[Start]

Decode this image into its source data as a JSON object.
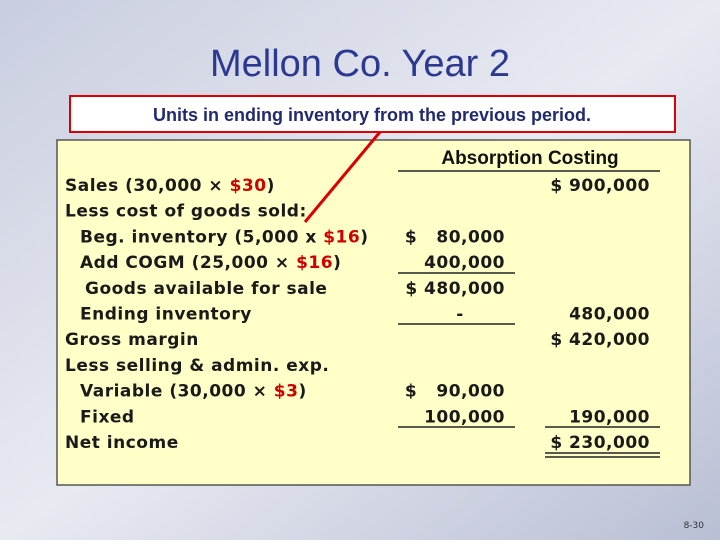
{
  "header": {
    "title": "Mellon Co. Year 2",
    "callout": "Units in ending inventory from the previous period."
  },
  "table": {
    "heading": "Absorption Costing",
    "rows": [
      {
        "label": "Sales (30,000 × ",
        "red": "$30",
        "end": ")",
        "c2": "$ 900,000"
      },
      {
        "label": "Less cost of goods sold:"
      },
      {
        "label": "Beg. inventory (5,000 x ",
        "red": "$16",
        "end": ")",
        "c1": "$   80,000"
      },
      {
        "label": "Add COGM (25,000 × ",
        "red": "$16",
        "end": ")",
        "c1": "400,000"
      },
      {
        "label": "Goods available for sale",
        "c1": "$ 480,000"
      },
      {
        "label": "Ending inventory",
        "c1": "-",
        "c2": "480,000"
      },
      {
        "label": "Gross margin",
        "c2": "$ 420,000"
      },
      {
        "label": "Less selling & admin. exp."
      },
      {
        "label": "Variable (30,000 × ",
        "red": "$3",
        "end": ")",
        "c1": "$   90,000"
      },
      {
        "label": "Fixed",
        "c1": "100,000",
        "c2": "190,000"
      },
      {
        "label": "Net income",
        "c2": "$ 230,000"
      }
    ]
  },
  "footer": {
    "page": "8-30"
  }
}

[End]

**Challenge**
Retype all entries exactly as they appear, dropping the images.

**Complete response**
Decode this image into its source data as a JSON object.
{
  "header": {
    "title": "Mellon Co. Year 2",
    "callout": "Units in ending inventory from the previous period."
  },
  "table": {
    "heading": "Absorption Costing",
    "rows": [
      {
        "label": "Sales (30,000 × ",
        "red": "$30",
        "end": ")",
        "c2": "$ 900,000"
      },
      {
        "label": "Less cost of goods sold:"
      },
      {
        "label": "Beg. inventory (5,000 x ",
        "red": "$16",
        "end": ")",
        "c1": "$   80,000"
      },
      {
        "label": "Add COGM (25,000 × ",
        "red": "$16",
        "end": ")",
        "c1": "400,000"
      },
      {
        "label": "Goods available for sale",
        "c1": "$ 480,000"
      },
      {
        "label": "Ending inventory",
        "c1": "-",
        "c2": "480,000"
      },
      {
        "label": "Gross margin",
        "c2": "$ 420,000"
      },
      {
        "label": "Less selling & admin. exp."
      },
      {
        "label": "Variable (30,000 × ",
        "red": "$3",
        "end": ")",
        "c1": "$   90,000"
      },
      {
        "label": "Fixed",
        "c1": "100,000",
        "c2": "190,000"
      },
      {
        "label": "Net income",
        "c2": "$ 230,000"
      }
    ]
  },
  "footer": {
    "page": "8-30"
  }
}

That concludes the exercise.